### SUPPLIED MATERIAL
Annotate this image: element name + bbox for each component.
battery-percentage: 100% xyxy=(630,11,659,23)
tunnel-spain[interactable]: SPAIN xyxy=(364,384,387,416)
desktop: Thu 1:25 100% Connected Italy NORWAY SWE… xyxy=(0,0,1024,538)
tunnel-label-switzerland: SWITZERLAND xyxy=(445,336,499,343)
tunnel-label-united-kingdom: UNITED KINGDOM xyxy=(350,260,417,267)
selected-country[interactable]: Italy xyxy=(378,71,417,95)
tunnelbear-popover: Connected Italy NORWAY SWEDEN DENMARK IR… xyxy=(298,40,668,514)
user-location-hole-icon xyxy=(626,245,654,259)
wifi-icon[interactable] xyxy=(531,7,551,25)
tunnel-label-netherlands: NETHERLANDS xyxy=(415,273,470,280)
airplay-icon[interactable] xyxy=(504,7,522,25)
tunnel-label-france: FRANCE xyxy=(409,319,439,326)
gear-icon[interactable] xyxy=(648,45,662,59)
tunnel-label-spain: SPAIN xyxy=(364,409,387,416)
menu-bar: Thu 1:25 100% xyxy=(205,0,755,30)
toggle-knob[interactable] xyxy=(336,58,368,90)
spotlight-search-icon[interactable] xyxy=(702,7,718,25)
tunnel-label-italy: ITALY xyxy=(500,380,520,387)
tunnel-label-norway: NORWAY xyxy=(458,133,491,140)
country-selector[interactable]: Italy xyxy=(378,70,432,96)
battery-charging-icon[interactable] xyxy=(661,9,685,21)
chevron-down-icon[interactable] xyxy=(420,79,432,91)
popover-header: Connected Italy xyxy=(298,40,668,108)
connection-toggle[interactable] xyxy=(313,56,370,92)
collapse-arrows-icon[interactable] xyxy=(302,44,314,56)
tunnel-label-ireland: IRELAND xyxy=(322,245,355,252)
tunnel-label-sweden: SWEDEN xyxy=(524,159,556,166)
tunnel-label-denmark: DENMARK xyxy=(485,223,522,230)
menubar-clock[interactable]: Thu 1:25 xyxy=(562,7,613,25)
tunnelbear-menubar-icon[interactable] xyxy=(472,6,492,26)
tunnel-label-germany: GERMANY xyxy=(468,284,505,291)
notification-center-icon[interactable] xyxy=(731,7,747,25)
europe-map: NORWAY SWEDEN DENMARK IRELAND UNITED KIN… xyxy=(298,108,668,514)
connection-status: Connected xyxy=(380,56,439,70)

### REQUIRED TASK
Rewrite the data above, putting "country-label" wherever "tunnel-label" occurs and leaving everything else unchanged.

### SOLUTION TO THE PROBLEM
Annotate this image: element name + bbox for each component.
battery-percentage: 100% xyxy=(630,11,659,23)
tunnel-spain[interactable]: SPAIN xyxy=(364,384,387,416)
desktop: Thu 1:25 100% Connected Italy NORWAY SWE… xyxy=(0,0,1024,538)
country-label-switzerland: SWITZERLAND xyxy=(445,336,499,343)
country-label-united-kingdom: UNITED KINGDOM xyxy=(350,260,417,267)
selected-country[interactable]: Italy xyxy=(378,71,417,95)
tunnelbear-popover: Connected Italy NORWAY SWEDEN DENMARK IR… xyxy=(298,40,668,514)
user-location-hole-icon xyxy=(626,245,654,259)
wifi-icon[interactable] xyxy=(531,7,551,25)
country-label-netherlands: NETHERLANDS xyxy=(415,273,470,280)
airplay-icon[interactable] xyxy=(504,7,522,25)
country-label-france: FRANCE xyxy=(409,319,439,326)
gear-icon[interactable] xyxy=(648,45,662,59)
country-label-spain: SPAIN xyxy=(364,409,387,416)
menu-bar: Thu 1:25 100% xyxy=(205,0,755,30)
toggle-knob[interactable] xyxy=(336,58,368,90)
spotlight-search-icon[interactable] xyxy=(702,7,718,25)
country-label-italy: ITALY xyxy=(500,380,520,387)
country-label-norway: NORWAY xyxy=(458,133,491,140)
country-selector[interactable]: Italy xyxy=(378,70,432,96)
battery-charging-icon[interactable] xyxy=(661,9,685,21)
chevron-down-icon[interactable] xyxy=(420,79,432,91)
popover-header: Connected Italy xyxy=(298,40,668,108)
connection-toggle[interactable] xyxy=(313,56,370,92)
collapse-arrows-icon[interactable] xyxy=(302,44,314,56)
country-label-ireland: IRELAND xyxy=(322,245,355,252)
country-label-sweden: SWEDEN xyxy=(524,159,556,166)
country-label-denmark: DENMARK xyxy=(485,223,522,230)
menubar-clock[interactable]: Thu 1:25 xyxy=(562,7,613,25)
tunnelbear-menubar-icon[interactable] xyxy=(472,6,492,26)
country-label-germany: GERMANY xyxy=(468,284,505,291)
notification-center-icon[interactable] xyxy=(731,7,747,25)
europe-map: NORWAY SWEDEN DENMARK IRELAND UNITED KIN… xyxy=(298,108,668,514)
connection-status: Connected xyxy=(380,56,439,70)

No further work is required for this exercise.